Work to do:
Copy out each line of the data holding "JSON".

Supplied material:
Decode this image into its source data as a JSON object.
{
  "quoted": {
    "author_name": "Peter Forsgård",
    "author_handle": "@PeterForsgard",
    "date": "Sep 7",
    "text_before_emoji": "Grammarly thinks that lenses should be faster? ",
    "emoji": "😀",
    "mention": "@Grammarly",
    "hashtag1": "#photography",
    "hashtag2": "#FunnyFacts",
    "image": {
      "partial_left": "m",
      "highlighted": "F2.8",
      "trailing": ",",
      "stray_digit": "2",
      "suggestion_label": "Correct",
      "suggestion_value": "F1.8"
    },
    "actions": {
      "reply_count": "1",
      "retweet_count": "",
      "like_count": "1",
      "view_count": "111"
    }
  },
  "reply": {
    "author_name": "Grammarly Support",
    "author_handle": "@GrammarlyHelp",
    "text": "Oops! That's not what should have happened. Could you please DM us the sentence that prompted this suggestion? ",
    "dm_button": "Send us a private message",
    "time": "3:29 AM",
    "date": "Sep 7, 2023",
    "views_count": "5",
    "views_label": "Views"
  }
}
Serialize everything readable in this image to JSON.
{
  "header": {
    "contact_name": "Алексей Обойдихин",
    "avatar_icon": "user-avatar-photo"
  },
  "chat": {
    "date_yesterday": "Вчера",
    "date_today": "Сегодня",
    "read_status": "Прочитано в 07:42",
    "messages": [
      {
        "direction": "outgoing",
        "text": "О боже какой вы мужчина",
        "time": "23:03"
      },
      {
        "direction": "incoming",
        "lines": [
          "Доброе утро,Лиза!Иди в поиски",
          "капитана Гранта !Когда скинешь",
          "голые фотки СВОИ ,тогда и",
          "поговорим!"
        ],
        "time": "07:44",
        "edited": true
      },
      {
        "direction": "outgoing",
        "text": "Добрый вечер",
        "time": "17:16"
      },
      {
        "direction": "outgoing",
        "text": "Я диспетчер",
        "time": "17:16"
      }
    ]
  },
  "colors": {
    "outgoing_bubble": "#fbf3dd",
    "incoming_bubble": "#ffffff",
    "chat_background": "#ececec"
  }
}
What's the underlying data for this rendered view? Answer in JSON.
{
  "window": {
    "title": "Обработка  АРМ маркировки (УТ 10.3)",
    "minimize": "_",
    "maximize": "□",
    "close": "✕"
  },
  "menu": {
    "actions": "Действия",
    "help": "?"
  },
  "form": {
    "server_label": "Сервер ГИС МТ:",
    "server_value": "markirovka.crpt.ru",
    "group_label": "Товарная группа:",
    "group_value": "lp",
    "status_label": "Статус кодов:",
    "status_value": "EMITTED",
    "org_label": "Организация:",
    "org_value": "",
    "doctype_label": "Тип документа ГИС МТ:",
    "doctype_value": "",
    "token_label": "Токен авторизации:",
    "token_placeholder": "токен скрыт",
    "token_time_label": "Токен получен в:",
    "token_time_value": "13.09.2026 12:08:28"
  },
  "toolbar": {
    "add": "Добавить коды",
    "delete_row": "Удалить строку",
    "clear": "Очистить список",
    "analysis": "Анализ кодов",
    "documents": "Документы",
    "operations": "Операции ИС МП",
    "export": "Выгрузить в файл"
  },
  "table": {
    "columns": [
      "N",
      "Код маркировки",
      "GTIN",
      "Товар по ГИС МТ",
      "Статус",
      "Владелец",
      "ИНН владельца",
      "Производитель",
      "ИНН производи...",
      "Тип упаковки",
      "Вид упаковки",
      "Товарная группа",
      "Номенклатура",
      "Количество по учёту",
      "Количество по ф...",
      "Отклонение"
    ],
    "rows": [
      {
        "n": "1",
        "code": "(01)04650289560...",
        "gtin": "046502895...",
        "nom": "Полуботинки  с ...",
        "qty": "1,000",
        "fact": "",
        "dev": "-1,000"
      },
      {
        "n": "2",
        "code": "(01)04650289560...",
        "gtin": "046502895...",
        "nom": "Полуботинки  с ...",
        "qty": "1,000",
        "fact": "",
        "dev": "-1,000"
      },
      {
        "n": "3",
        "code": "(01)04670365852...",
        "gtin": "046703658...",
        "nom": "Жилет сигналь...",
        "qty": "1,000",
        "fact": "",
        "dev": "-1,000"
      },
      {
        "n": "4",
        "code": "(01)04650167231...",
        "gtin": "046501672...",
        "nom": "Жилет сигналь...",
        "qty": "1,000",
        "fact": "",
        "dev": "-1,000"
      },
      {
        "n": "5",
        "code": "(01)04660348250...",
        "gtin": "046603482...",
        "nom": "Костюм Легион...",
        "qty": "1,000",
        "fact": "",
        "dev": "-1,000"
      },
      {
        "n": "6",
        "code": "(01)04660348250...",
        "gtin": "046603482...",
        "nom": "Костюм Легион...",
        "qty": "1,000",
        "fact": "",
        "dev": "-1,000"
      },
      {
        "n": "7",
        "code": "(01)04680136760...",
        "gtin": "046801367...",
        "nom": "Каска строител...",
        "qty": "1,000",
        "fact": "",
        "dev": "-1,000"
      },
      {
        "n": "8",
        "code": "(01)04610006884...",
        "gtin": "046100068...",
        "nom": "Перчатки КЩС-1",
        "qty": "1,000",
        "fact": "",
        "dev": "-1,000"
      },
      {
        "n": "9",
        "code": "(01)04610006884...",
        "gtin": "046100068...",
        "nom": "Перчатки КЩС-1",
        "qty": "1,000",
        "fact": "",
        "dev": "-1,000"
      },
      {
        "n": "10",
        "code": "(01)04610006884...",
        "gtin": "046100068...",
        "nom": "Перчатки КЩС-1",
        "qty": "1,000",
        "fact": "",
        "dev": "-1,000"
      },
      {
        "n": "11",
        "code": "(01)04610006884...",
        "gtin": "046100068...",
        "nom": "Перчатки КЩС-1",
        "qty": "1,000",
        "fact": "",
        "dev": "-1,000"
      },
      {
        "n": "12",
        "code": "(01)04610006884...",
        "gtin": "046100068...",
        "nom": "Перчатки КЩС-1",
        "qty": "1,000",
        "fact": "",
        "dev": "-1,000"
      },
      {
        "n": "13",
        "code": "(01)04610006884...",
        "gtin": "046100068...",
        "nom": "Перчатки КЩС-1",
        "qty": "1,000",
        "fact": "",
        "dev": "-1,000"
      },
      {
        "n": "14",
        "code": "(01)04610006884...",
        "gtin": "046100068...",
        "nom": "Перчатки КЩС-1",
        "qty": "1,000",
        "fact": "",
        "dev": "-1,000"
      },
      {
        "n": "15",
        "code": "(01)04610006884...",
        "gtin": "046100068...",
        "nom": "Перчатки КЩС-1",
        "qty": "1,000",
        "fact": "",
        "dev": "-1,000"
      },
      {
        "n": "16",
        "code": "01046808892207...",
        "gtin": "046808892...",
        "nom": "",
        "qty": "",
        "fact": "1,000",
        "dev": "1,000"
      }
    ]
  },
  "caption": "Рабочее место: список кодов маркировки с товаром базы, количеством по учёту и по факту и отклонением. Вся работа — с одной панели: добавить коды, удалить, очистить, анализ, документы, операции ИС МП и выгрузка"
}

Written response:
Decode this image into its source data as a JSON object.
Serialize everything readable in this image to JSON.
What's the underlying data for this rendered view? Answer in JSON.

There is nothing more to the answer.